_EXERCISE DIRECTIONS:_ Review the material line by line. Identify and copy every line that contains the string "this".

_EXTRACTED RECORDS:_
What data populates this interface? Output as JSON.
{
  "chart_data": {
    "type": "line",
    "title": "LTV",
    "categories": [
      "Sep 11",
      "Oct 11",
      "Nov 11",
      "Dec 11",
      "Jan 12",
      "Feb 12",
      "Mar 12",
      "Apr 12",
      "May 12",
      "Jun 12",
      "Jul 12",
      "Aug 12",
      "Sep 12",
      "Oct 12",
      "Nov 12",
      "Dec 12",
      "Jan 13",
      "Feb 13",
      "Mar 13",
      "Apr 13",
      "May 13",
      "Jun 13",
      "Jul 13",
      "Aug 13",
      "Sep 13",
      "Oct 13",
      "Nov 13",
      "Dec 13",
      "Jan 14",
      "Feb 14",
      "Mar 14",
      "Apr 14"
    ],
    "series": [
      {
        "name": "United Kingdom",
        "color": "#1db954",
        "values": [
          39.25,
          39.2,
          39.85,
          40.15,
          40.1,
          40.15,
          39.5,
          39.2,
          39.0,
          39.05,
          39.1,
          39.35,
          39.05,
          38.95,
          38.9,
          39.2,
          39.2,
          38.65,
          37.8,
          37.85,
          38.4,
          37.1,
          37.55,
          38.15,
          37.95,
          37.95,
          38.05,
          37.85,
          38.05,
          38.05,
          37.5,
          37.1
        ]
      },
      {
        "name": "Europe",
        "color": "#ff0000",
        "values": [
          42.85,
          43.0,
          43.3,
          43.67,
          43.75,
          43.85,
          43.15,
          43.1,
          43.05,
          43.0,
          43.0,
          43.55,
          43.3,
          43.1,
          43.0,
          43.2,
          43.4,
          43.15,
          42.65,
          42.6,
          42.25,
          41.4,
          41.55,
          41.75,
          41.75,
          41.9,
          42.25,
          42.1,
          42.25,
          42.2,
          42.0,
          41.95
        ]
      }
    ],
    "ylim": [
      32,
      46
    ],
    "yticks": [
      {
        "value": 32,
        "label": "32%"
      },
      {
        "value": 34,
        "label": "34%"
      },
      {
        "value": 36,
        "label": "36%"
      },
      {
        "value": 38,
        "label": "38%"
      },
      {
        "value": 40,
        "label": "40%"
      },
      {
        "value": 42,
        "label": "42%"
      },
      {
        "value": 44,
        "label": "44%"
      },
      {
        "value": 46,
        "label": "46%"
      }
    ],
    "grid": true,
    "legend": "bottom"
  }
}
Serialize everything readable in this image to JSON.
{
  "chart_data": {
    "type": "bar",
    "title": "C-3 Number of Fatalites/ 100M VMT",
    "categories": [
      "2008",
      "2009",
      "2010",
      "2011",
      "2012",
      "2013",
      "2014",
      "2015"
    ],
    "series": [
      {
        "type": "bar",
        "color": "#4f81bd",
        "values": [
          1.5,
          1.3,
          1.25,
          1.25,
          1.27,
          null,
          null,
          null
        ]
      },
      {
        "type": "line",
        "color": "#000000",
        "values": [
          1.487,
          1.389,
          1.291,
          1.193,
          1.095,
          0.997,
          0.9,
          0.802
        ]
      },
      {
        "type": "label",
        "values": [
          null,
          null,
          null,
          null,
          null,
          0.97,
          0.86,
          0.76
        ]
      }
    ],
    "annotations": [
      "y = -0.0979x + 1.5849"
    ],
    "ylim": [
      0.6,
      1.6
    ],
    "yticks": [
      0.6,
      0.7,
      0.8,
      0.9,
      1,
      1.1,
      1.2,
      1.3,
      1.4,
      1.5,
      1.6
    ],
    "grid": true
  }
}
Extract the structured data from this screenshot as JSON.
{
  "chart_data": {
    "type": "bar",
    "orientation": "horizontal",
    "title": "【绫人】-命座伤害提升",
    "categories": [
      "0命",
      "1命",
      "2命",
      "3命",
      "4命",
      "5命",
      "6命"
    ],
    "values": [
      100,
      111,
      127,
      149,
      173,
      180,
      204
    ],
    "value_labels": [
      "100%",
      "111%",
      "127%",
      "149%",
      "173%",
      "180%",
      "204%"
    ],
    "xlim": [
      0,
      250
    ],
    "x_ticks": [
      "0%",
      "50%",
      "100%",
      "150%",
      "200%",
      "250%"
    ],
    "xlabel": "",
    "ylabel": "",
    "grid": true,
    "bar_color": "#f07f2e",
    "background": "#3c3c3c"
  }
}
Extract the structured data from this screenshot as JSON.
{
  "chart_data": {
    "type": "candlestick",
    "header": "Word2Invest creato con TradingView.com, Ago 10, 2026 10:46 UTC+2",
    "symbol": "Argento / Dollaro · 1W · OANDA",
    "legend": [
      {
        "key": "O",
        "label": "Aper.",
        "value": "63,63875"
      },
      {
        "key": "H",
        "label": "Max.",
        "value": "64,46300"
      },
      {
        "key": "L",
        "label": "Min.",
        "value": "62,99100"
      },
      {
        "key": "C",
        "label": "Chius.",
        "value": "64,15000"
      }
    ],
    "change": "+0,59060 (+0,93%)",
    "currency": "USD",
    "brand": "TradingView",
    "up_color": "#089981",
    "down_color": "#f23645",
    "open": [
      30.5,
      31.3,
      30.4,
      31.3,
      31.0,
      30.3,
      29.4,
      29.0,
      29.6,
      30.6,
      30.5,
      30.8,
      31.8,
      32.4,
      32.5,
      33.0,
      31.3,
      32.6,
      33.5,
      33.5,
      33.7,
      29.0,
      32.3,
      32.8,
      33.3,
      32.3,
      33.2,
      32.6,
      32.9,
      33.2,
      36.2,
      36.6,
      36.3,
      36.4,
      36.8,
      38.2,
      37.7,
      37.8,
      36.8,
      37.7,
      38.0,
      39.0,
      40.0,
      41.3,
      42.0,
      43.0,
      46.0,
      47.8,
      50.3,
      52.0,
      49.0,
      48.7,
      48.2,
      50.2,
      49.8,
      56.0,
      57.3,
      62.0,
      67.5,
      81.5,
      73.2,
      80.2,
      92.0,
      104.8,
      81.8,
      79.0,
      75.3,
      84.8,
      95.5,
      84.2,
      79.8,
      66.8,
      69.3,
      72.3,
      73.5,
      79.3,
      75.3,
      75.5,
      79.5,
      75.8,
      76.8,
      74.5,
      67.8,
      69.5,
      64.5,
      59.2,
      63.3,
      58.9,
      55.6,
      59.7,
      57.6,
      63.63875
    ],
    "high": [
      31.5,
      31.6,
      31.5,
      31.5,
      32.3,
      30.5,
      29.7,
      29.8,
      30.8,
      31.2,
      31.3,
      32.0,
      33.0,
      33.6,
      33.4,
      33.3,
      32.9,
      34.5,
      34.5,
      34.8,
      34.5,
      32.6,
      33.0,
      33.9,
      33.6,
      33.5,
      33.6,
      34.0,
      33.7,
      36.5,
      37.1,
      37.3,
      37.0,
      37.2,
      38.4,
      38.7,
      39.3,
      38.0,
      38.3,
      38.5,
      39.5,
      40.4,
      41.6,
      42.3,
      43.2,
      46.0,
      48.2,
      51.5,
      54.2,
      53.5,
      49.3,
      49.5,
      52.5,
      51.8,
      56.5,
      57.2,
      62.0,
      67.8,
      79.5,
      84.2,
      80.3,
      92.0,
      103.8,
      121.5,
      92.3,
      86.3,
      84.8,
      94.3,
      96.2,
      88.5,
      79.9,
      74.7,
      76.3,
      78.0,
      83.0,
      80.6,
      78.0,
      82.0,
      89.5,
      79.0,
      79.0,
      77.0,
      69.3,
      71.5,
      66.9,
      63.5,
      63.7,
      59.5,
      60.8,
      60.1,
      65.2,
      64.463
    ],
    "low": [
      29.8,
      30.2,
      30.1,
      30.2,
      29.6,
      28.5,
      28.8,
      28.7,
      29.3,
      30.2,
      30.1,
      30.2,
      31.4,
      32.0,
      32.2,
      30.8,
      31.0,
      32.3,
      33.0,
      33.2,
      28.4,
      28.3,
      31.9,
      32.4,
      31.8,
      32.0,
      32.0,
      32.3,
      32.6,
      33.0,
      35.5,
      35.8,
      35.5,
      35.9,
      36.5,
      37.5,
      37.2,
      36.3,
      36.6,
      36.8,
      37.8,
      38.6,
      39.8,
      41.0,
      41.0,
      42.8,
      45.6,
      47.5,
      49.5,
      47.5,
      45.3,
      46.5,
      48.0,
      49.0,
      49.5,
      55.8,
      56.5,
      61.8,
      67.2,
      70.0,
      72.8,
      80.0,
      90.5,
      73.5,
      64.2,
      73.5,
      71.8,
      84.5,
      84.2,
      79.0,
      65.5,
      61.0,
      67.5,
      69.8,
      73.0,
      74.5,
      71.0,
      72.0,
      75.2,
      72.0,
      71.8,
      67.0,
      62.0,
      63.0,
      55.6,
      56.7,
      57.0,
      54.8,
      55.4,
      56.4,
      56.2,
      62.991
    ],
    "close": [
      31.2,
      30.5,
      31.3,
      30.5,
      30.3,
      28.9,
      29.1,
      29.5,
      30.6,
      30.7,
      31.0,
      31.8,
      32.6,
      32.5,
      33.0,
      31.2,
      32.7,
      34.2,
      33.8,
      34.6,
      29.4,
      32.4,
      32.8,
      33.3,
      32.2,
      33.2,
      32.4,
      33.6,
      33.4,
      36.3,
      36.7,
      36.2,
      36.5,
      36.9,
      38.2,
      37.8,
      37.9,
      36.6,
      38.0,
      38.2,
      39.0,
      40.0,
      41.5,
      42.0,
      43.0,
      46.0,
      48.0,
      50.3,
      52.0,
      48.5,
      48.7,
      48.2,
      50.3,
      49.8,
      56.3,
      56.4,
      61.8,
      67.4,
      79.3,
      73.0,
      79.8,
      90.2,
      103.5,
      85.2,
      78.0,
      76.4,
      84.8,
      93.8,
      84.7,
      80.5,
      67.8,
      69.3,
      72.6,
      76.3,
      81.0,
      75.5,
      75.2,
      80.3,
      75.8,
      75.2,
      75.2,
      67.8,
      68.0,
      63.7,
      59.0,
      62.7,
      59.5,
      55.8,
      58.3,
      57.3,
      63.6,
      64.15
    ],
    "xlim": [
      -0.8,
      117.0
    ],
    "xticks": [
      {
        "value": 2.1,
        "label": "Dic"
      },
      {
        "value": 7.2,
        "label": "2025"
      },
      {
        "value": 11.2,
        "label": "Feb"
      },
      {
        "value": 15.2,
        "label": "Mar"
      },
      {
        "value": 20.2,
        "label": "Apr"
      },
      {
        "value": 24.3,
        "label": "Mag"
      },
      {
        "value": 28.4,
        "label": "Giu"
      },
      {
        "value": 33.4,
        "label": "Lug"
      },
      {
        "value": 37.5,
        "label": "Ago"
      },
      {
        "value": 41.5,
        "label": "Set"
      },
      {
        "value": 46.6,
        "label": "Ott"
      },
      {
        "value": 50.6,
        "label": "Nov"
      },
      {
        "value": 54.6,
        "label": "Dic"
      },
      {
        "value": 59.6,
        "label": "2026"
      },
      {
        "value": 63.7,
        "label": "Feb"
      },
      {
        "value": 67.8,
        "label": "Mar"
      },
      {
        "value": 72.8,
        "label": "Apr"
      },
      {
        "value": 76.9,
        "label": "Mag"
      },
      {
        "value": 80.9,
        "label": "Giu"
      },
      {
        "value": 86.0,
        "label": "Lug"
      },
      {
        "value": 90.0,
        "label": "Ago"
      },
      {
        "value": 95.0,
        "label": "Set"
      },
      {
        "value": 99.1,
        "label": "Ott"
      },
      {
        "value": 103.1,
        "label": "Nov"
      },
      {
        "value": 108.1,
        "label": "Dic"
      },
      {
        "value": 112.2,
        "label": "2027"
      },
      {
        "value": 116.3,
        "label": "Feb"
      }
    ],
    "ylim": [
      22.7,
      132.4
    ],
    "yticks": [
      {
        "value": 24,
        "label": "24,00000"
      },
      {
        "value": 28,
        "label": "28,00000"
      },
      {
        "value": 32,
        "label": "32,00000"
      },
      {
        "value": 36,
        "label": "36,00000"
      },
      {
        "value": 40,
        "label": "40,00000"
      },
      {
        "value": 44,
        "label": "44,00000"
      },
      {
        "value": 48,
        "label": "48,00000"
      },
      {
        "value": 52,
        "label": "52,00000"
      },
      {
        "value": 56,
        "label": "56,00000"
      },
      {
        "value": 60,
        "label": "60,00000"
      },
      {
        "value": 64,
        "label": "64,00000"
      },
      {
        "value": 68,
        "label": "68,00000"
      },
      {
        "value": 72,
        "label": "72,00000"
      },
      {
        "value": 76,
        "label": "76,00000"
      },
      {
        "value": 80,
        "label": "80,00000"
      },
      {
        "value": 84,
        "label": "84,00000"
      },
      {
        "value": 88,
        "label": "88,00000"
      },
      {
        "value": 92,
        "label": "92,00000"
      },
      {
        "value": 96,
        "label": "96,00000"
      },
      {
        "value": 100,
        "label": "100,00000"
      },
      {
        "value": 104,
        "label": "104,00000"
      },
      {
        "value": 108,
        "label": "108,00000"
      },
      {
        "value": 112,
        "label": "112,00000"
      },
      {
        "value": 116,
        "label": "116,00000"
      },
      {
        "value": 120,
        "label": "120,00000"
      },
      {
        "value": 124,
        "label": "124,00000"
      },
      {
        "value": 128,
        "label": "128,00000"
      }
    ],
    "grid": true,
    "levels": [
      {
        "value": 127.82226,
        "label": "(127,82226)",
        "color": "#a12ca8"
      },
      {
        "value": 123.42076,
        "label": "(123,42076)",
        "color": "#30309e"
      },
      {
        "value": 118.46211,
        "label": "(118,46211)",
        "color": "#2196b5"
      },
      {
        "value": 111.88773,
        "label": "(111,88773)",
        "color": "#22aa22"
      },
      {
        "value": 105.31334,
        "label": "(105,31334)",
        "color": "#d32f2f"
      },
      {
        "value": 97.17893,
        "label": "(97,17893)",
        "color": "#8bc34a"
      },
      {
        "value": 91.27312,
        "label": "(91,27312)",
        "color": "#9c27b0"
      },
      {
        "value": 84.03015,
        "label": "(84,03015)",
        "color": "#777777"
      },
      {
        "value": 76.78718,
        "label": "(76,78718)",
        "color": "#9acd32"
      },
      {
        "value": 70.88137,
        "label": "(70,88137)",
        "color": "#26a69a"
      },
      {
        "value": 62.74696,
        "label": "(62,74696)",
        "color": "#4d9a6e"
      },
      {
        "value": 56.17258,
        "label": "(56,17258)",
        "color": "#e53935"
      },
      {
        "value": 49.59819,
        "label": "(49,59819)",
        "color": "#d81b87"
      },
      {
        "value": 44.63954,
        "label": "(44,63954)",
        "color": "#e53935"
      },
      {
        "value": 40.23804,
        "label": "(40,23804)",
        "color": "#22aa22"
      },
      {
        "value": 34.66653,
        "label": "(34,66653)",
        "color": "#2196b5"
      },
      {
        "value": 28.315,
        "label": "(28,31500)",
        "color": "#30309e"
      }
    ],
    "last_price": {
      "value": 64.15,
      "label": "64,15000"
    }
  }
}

_FINISHED ANSWER:_
What data populates this interface? Output as JSON.
Serialize everything readable in this image to JSON.
Extract the structured data from this screenshot as JSON.
Extract the structured data from this screenshot as JSON.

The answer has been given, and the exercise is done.